== Entries provided ==

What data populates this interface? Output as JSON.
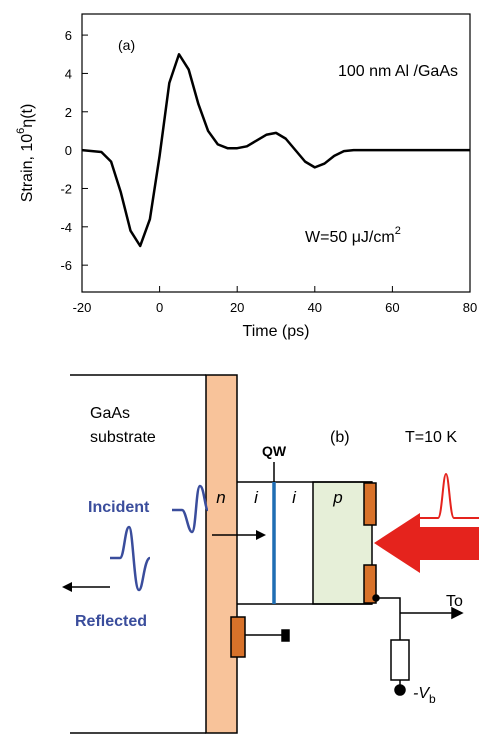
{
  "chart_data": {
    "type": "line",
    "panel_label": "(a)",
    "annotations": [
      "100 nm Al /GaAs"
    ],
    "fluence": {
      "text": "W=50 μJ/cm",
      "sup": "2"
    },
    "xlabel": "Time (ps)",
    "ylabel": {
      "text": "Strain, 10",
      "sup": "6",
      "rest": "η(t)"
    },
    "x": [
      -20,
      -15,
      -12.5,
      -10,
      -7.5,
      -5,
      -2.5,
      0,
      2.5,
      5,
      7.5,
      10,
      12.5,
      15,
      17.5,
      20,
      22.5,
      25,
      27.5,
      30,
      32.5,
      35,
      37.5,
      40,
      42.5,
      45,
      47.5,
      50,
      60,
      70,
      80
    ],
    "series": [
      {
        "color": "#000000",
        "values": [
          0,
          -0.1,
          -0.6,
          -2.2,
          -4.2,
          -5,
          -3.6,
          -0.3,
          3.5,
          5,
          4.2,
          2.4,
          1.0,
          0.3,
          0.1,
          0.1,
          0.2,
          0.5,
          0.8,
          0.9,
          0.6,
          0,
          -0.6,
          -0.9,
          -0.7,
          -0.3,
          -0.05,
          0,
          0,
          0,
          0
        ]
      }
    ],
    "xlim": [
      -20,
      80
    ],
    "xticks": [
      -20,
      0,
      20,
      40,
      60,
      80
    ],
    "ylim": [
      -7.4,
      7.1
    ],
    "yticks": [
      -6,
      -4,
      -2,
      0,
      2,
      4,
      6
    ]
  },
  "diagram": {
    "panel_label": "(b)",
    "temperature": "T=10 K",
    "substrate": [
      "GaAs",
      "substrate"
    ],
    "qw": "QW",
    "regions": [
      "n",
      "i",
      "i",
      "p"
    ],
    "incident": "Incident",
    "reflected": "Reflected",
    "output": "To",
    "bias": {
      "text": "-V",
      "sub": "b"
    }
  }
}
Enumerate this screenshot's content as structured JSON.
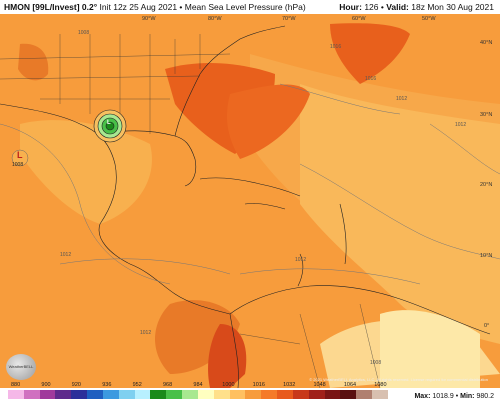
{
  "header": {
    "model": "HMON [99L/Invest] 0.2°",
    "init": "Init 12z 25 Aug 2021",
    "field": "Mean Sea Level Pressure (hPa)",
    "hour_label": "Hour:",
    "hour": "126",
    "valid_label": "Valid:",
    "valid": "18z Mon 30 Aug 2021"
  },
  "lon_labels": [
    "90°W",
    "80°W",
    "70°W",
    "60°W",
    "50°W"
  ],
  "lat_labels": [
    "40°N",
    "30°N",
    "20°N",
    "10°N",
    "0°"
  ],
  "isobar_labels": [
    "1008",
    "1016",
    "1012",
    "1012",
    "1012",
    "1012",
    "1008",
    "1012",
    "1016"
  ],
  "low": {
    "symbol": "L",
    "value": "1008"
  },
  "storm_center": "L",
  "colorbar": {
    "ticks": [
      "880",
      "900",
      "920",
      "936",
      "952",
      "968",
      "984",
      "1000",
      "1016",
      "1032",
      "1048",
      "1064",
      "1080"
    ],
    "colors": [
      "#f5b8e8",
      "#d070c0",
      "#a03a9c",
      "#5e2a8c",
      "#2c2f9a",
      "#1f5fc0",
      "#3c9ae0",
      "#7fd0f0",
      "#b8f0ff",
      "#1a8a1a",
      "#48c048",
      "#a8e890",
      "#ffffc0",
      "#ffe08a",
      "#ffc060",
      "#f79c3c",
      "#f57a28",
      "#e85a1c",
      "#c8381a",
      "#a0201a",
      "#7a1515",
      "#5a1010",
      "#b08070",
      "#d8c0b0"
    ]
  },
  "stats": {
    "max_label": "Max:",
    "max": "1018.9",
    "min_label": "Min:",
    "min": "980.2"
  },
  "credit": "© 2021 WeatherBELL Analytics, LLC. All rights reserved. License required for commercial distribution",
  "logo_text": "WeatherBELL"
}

===

Goal of the exercise
Return, from the data, each line that has the word "WeatherBELL" in it.

Output of the task
  "credit": "© 2021 WeatherBELL Analytics, LLC. All rights reserved. License required for commercial distribution",
  "logo_text": "WeatherBELL"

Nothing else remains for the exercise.